- [Task to carry out]: In the listing below, identify each line with the word "Negeri" and return those lines.

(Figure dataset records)

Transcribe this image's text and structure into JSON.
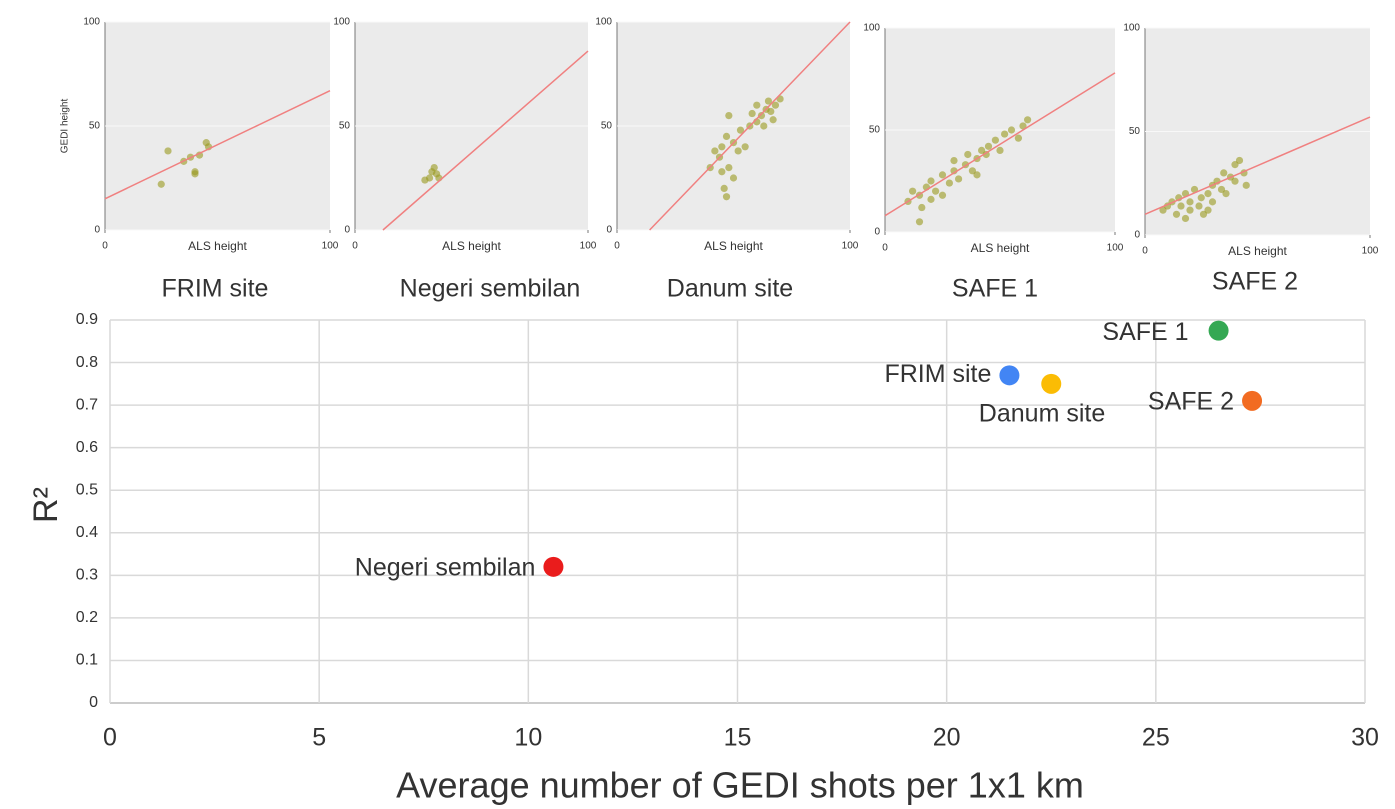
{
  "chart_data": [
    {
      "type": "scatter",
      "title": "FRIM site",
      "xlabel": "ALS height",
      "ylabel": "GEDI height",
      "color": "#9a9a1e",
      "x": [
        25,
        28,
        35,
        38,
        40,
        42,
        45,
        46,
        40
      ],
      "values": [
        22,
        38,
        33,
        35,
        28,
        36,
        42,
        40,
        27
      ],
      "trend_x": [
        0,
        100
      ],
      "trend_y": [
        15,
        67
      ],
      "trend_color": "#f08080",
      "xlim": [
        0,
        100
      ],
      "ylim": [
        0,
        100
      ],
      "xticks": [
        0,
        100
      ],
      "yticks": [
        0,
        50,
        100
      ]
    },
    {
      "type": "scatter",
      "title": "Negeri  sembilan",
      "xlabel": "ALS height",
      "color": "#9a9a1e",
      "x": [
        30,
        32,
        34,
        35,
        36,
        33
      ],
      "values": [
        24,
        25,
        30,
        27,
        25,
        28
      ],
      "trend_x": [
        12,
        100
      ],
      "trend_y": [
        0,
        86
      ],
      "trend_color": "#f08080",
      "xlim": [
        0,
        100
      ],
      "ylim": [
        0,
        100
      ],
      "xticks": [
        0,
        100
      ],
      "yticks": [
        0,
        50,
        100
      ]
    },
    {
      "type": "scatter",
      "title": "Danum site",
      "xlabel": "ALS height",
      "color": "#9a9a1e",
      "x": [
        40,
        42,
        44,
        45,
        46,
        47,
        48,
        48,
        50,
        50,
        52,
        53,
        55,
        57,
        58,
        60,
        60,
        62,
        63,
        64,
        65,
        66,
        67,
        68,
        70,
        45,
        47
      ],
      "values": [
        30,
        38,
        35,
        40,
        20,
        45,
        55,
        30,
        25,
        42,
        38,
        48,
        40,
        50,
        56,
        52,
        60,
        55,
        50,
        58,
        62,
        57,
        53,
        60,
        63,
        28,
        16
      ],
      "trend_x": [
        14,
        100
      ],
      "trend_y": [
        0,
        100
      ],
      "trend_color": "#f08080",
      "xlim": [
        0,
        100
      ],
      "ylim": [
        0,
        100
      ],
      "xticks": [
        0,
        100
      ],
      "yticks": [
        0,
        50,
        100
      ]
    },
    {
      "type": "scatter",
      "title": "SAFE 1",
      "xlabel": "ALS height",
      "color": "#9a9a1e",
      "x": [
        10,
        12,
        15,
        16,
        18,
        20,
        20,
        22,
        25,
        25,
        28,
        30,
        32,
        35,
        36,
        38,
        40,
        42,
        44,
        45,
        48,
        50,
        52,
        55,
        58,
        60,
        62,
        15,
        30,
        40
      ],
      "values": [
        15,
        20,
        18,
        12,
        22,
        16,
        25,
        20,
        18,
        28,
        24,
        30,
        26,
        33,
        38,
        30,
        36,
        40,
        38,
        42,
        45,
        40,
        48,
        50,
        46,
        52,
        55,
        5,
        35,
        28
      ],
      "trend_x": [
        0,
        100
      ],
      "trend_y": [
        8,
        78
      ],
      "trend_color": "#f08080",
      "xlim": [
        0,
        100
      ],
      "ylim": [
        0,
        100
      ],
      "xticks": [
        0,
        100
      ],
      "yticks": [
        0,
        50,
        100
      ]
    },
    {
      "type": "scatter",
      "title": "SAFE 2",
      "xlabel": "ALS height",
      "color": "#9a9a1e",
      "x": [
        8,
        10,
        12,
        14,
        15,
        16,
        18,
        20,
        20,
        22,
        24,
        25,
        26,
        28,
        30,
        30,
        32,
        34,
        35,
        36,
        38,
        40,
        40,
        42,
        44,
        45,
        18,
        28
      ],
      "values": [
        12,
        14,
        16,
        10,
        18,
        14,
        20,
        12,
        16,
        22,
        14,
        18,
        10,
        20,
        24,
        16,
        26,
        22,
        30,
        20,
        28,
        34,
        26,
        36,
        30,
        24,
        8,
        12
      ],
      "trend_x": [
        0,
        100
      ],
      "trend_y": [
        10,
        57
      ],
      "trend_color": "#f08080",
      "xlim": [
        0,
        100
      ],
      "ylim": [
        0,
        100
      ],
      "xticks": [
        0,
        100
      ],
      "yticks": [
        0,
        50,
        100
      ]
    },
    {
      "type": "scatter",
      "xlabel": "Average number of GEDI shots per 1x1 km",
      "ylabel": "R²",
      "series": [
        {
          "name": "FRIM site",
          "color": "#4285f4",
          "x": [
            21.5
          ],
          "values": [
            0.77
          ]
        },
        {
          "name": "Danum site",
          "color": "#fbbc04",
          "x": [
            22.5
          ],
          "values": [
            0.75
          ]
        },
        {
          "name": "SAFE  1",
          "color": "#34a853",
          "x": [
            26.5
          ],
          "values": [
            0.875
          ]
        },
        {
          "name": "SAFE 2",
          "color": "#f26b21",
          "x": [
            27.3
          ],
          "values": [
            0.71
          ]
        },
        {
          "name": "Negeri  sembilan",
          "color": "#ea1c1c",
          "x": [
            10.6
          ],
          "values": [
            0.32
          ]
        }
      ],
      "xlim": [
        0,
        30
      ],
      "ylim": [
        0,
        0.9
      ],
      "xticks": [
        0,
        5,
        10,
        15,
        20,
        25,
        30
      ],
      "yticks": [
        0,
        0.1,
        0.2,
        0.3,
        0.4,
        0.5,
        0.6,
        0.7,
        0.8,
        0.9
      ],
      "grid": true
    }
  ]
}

==

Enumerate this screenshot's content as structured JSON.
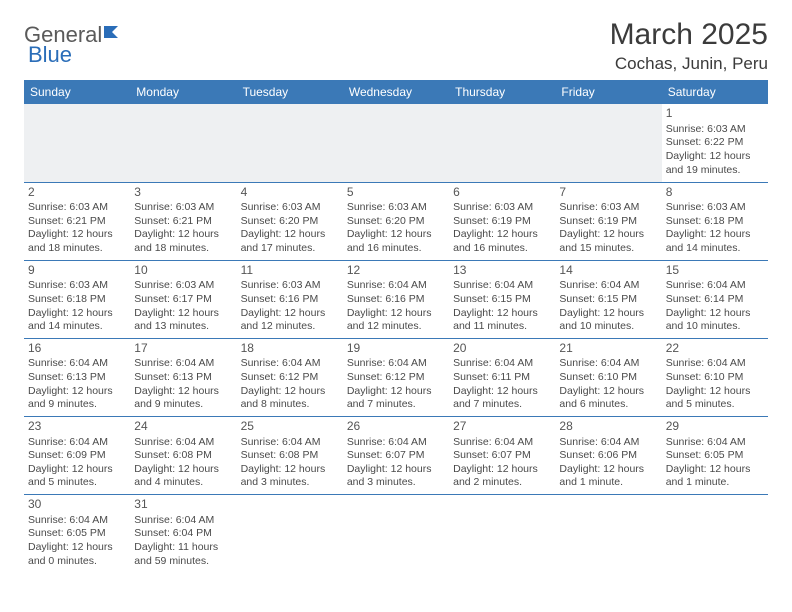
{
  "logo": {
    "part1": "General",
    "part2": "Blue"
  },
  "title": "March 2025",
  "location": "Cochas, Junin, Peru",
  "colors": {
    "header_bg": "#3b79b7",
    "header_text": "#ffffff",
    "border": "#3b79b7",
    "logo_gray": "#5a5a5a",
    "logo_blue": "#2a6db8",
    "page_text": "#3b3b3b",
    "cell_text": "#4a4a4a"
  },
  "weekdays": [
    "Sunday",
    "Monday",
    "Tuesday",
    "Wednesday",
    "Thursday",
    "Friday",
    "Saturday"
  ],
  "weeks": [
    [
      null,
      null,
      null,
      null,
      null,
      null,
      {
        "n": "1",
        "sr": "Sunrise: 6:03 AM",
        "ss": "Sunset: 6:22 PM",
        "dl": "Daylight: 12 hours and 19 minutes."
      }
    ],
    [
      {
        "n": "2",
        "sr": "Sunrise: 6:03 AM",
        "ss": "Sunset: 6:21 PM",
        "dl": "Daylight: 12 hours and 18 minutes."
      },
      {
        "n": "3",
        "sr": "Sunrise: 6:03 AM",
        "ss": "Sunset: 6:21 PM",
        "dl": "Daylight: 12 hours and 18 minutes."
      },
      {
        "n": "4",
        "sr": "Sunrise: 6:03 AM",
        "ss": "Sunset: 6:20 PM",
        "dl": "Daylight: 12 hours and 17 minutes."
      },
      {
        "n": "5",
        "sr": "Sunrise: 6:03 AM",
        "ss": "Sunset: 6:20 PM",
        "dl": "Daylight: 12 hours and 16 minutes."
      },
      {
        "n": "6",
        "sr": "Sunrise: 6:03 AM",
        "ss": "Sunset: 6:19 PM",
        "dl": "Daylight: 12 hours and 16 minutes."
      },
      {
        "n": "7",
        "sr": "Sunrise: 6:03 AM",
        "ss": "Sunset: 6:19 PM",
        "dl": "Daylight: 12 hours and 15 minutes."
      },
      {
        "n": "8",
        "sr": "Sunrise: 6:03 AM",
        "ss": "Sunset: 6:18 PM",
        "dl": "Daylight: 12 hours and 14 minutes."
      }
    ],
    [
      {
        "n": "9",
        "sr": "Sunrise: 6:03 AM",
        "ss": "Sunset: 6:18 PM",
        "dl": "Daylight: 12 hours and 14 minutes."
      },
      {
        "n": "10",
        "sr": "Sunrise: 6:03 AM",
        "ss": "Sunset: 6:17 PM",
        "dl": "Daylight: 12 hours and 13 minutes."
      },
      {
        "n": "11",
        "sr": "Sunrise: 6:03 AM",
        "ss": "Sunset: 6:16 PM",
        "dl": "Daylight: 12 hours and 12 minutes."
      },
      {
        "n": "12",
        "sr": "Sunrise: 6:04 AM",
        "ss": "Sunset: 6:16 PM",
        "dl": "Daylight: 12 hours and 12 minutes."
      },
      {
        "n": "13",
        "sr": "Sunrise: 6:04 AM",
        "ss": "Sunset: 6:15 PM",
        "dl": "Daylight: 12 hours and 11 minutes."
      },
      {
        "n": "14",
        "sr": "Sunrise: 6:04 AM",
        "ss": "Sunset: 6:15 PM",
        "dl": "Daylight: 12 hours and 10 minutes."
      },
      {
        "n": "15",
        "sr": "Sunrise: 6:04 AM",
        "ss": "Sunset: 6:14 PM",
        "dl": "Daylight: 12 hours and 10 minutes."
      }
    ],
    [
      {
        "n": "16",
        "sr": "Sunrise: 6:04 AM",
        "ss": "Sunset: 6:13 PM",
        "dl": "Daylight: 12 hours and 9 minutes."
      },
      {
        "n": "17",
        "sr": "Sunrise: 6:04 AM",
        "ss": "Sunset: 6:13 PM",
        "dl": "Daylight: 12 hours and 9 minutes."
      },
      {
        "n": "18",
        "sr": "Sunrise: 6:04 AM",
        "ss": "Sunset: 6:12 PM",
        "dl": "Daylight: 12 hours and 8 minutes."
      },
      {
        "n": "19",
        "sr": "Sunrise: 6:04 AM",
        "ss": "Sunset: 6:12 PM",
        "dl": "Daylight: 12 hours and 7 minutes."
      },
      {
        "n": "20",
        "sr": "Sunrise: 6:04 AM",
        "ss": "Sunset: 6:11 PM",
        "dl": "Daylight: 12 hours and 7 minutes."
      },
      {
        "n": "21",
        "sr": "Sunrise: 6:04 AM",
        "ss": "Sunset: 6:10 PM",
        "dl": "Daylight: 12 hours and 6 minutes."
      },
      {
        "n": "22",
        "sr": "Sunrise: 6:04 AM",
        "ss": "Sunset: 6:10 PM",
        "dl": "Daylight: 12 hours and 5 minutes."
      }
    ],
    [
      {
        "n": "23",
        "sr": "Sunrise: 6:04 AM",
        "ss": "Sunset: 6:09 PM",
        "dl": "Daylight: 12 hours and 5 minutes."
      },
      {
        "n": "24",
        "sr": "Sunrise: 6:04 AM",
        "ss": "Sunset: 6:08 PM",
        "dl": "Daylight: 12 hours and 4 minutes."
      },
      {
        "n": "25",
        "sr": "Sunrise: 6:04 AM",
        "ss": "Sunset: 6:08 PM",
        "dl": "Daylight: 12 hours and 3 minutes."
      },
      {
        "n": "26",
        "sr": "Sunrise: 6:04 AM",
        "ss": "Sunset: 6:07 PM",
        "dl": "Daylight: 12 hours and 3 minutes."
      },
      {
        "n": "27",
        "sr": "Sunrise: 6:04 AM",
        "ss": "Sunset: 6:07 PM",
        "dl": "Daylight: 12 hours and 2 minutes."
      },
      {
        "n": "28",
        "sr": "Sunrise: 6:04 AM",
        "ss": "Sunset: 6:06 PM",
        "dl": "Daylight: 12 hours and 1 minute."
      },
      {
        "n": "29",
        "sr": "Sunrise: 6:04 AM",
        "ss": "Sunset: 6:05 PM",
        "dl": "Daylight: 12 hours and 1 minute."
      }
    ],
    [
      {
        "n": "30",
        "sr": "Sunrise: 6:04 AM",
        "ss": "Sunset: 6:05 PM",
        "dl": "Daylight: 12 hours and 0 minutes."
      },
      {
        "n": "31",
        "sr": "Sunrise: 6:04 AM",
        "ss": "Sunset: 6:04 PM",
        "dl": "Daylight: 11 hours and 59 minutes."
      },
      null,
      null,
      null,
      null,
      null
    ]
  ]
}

- [Expected answer]:
      "title": "Negeri  sembilan",
          "name": "Negeri  sembilan",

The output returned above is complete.